>> start Records for processing
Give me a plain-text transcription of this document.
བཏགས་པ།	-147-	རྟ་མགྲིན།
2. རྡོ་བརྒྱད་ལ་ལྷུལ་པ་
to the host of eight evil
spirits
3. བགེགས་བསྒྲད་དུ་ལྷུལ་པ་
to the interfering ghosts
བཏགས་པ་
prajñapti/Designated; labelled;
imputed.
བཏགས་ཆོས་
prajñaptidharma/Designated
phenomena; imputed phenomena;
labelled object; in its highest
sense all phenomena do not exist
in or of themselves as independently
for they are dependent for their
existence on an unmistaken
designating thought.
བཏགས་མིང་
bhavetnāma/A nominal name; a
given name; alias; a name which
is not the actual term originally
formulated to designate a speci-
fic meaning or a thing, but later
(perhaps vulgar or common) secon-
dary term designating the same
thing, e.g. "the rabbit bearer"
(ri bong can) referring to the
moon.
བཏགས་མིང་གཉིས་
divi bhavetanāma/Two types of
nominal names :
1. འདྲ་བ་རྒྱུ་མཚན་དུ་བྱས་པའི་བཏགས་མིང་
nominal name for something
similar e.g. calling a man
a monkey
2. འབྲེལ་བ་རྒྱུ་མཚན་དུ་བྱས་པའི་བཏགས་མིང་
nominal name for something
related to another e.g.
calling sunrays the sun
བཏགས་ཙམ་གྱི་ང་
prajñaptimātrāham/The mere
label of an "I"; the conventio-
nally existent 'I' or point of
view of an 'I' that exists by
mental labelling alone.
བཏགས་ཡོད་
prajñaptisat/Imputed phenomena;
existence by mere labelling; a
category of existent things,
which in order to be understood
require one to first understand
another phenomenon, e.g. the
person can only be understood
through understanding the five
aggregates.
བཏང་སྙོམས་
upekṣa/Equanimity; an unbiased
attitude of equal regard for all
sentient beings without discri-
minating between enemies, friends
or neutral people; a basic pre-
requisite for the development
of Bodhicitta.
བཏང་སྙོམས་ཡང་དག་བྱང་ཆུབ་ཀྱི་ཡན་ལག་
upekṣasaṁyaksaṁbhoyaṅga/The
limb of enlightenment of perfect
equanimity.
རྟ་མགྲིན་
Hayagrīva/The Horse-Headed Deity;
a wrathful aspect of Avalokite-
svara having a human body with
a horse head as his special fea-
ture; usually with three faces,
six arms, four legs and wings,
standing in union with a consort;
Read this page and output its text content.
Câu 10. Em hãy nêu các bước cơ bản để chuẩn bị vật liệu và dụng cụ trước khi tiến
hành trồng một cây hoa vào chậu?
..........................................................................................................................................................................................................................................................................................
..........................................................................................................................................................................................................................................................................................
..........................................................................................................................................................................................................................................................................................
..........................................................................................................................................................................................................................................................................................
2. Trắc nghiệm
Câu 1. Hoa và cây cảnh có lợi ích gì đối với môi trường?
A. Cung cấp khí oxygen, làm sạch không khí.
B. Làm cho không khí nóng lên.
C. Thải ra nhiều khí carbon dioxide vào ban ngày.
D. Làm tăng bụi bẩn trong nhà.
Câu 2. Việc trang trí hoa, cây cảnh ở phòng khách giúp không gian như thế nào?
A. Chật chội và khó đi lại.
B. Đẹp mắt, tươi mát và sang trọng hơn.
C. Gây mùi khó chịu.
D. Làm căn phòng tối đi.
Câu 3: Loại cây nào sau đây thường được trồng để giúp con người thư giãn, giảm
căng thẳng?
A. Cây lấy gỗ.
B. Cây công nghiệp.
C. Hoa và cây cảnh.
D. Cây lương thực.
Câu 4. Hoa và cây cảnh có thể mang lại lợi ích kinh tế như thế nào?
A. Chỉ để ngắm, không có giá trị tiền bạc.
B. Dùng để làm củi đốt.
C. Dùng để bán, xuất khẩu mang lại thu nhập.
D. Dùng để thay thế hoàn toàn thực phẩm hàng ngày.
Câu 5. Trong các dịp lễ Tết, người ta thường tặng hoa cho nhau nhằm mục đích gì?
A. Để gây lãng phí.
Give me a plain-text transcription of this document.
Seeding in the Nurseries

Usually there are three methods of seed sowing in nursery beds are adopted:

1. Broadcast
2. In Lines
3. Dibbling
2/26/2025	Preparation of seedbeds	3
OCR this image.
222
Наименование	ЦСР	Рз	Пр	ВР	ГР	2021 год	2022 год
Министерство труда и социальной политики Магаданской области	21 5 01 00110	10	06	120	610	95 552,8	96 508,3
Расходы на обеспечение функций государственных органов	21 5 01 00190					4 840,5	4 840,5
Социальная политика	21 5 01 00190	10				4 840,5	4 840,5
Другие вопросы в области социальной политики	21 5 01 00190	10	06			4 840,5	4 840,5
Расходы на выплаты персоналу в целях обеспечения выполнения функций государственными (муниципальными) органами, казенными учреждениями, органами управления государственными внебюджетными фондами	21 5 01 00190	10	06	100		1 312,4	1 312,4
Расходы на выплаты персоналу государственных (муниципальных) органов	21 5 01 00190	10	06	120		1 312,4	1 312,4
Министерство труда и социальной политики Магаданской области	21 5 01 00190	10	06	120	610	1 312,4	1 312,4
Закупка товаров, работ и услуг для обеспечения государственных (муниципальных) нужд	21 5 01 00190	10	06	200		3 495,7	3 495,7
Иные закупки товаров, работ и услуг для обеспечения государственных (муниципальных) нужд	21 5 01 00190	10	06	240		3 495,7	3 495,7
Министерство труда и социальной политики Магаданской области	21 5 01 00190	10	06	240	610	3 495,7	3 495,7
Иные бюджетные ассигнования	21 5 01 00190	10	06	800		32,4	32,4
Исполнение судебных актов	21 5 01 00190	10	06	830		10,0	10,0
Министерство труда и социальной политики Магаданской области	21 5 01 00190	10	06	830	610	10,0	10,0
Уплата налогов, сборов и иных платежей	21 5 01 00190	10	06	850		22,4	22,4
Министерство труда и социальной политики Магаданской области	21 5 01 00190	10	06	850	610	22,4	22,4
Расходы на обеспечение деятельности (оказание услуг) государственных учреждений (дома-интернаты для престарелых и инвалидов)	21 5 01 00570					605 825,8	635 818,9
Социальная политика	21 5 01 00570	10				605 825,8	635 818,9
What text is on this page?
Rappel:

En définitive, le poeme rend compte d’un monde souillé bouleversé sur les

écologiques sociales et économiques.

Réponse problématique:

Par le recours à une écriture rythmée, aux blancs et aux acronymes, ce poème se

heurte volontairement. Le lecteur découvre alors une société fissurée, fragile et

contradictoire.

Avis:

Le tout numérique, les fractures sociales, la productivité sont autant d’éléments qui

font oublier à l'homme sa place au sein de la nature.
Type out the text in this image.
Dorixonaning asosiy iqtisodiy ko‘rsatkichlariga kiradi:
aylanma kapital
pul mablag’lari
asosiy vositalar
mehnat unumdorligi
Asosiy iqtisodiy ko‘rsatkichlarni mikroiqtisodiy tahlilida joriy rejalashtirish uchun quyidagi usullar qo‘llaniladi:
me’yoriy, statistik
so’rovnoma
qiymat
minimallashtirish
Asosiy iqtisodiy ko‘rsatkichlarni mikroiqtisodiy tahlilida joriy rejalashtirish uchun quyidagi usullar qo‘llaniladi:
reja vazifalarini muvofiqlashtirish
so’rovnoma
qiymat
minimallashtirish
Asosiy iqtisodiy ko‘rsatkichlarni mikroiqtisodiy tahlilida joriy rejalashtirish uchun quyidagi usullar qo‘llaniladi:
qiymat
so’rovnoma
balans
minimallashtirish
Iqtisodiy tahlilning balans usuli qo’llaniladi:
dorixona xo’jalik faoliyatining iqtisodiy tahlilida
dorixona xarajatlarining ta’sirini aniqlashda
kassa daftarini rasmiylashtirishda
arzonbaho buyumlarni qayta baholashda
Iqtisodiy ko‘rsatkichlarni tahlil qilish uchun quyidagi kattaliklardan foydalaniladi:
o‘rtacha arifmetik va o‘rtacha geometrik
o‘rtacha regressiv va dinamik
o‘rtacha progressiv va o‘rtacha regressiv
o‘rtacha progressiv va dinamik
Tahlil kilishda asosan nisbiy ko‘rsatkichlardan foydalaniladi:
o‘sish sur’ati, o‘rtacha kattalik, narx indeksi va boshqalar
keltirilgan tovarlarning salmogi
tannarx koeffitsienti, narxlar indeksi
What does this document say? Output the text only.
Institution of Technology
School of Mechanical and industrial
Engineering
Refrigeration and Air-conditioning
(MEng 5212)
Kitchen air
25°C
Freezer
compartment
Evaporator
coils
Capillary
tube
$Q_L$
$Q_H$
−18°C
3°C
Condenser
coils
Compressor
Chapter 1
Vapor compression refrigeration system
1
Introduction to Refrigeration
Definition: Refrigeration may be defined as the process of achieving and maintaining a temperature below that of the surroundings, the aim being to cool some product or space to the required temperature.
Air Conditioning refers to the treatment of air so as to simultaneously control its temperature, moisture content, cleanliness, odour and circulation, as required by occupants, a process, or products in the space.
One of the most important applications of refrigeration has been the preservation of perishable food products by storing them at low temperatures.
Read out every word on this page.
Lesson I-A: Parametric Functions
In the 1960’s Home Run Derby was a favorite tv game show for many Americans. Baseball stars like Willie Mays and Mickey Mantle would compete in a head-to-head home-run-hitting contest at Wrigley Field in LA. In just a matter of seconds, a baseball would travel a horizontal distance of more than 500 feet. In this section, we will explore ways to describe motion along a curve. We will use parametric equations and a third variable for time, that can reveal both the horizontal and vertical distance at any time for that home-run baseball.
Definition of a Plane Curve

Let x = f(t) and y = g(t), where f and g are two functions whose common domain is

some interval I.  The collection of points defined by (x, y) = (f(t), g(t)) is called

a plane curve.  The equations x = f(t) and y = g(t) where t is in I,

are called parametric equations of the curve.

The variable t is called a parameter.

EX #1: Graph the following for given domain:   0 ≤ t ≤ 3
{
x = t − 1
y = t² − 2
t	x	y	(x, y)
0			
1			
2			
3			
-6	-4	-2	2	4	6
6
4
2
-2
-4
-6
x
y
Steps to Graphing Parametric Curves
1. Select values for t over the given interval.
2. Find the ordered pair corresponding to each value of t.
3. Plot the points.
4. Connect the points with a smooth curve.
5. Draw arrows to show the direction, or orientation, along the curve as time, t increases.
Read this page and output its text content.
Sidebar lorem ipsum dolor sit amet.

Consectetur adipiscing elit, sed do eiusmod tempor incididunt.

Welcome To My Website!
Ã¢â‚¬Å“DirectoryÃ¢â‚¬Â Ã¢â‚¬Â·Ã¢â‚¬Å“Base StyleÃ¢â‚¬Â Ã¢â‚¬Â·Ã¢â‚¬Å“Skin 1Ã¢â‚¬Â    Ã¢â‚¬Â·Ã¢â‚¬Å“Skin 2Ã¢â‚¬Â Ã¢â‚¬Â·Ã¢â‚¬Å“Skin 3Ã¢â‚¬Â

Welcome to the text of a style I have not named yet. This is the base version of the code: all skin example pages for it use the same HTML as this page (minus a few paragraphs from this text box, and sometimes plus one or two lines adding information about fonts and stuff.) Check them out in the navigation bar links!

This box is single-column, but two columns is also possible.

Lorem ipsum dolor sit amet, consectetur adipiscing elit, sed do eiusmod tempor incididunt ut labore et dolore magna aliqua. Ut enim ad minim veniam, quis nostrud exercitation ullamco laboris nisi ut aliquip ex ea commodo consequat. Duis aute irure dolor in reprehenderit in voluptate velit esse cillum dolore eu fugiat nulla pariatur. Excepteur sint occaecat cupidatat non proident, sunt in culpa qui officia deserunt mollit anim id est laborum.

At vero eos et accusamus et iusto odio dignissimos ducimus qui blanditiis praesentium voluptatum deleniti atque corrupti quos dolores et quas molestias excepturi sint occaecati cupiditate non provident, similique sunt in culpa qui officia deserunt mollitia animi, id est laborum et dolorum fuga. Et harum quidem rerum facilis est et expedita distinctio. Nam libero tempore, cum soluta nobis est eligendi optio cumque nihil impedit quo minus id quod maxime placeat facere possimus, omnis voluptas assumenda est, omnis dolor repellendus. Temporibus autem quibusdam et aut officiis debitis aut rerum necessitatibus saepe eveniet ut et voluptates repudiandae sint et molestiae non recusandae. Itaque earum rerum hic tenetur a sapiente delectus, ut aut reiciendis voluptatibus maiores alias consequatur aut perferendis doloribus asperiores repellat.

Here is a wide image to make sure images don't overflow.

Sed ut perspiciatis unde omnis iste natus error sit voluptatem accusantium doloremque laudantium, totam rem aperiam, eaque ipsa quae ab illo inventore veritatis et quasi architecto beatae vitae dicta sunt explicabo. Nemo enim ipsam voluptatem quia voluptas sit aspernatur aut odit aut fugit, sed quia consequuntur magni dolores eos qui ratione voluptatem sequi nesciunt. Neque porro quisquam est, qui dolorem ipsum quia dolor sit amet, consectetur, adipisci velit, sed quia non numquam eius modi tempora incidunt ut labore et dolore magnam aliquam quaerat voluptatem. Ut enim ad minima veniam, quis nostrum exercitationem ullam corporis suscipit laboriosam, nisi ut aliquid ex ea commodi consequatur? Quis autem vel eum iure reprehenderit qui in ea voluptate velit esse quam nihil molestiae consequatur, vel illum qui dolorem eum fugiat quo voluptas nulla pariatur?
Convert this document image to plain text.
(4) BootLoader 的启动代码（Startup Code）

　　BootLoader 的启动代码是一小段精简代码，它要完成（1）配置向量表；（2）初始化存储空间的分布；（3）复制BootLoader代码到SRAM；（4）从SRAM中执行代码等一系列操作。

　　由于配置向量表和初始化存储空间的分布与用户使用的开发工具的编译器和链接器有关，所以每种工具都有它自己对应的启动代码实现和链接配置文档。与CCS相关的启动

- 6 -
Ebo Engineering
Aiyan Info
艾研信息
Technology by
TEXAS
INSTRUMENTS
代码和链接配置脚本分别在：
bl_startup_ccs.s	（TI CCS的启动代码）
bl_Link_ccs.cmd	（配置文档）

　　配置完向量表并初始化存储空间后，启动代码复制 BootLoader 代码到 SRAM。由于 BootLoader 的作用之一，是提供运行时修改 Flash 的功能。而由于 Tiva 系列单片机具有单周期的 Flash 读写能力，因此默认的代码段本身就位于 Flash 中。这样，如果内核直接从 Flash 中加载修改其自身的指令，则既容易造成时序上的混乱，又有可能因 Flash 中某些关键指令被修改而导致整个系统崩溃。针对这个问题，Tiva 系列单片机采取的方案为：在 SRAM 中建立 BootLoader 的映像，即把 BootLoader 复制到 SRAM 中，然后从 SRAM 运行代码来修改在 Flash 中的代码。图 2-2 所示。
>> end Records for processing
■ Written problem ■
Among the lines of the data, identify those with the word "another". Copy each of them.

■ Output ■
related to another e.g.
another phenomenon, e.g. the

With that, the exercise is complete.